▶ **Given data**:
☆ ☆ ☆ ☆

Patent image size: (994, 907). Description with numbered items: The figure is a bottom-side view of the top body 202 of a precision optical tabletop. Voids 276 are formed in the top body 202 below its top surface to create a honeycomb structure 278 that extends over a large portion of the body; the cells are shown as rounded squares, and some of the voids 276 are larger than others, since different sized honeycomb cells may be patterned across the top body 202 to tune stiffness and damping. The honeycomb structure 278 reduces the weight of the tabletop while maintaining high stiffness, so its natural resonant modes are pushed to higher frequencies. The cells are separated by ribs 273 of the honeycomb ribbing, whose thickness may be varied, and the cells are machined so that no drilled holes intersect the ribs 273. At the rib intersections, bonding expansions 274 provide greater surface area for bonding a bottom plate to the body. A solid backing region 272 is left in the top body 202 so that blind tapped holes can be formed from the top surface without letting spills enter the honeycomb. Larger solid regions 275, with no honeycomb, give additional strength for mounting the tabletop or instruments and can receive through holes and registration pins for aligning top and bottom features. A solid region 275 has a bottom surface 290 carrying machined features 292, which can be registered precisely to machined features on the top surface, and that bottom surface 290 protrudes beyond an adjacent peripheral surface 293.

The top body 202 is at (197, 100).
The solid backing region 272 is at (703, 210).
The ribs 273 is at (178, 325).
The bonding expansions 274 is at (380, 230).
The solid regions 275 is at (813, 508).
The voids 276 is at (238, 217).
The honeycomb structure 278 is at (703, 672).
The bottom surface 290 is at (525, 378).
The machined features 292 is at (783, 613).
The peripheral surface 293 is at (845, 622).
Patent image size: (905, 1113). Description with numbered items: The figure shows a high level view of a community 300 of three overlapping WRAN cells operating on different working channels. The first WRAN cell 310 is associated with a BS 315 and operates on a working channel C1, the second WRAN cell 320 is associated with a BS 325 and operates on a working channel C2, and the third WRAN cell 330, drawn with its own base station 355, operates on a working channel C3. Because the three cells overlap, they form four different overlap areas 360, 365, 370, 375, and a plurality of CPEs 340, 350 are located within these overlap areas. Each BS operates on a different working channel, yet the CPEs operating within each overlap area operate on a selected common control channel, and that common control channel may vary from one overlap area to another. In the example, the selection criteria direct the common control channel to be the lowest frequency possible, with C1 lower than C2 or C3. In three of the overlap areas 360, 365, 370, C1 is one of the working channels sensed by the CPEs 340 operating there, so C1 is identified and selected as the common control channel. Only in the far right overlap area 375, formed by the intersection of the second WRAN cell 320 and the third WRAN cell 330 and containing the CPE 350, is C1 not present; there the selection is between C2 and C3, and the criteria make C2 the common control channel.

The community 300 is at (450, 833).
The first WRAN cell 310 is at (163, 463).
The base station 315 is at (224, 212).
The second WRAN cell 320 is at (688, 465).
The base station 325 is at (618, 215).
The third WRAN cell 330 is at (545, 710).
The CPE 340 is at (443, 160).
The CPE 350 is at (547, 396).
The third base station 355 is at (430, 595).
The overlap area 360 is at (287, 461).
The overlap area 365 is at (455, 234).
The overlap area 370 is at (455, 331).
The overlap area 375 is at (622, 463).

☆ ☆ ☆ ☆

All entries given above are to be printed again exactly.

▶ **The completed task**:
Patent image size: (994, 907). Description with numbered items: The figure is a bottom-side view of the top body 202 of a precision optical tabletop. Voids 276 are formed in the top body 202 below its top surface to create a honeycomb structure 278 that extends over a large portion of the body; the cells are shown as rounded squares, and some of the voids 276 are larger than others, since different sized honeycomb cells may be patterned across the top body 202 to tune stiffness and damping. The honeycomb structure 278 reduces the weight of the tabletop while maintaining high stiffness, so its natural resonant modes are pushed to higher frequencies. The cells are separated by ribs 273 of the honeycomb ribbing, whose thickness may be varied, and the cells are machined so that no drilled holes intersect the ribs 273. At the rib intersections, bonding expansions 274 provide greater surface area for bonding a bottom plate to the body. A solid backing region 272 is left in the top body 202 so that blind tapped holes can be formed from the top surface without letting spills enter the honeycomb. Larger solid regions 275, with no honeycomb, give additional strength for mounting the tabletop or instruments and can receive through holes and registration pins for aligning top and bottom features. A solid region 275 has a bottom surface 290 carrying machined features 292, which can be registered precisely to machined features on the top surface, and that bottom surface 290 protrudes beyond an adjacent peripheral surface 293.

The top body 202 is at (197, 100).
The solid backing region 272 is at (703, 210).
The ribs 273 is at (178, 325).
The bonding expansions 274 is at (380, 230).
The solid regions 275 is at (813, 508).
The voids 276 is at (238, 217).
The honeycomb structure 278 is at (703, 672).
The bottom surface 290 is at (525, 378).
The machined features 292 is at (783, 613).
The peripheral surface 293 is at (845, 622).
Patent image size: (905, 1113). Description with numbered items: The figure shows a high level view of a community 300 of three overlapping WRAN cells operating on different working channels. The first WRAN cell 310 is associated with a BS 315 and operates on a working channel C1, the second WRAN cell 320 is associated with a BS 325 and operates on a working channel C2, and the third WRAN cell 330, drawn with its own base station 355, operates on a working channel C3. Because the three cells overlap, they form four different overlap areas 360, 365, 370, 375, and a plurality of CPEs 340, 350 are located within these overlap areas. Each BS operates on a different working channel, yet the CPEs operating within each overlap area operate on a selected common control channel, and that common control channel may vary from one overlap area to another. In the example, the selection criteria direct the common control channel to be the lowest frequency possible, with C1 lower than C2 or C3. In three of the overlap areas 360, 365, 370, C1 is one of the working channels sensed by the CPEs 340 operating there, so C1 is identified and selected as the common control channel. Only in the far right overlap area 375, formed by the intersection of the second WRAN cell 320 and the third WRAN cell 330 and containing the CPE 350, is C1 not present; there the selection is between C2 and C3, and the criteria make C2 the common control channel.

The community 300 is at (450, 833).
The first WRAN cell 310 is at (163, 463).
The base station 315 is at (224, 212).
The second WRAN cell 320 is at (688, 465).
The base station 325 is at (618, 215).
The third WRAN cell 330 is at (545, 710).
The CPE 340 is at (443, 160).
The CPE 350 is at (547, 396).
The third base station 355 is at (430, 595).
The overlap area 360 is at (287, 461).
The overlap area 365 is at (455, 234).
The overlap area 370 is at (455, 331).
The overlap area 375 is at (622, 463).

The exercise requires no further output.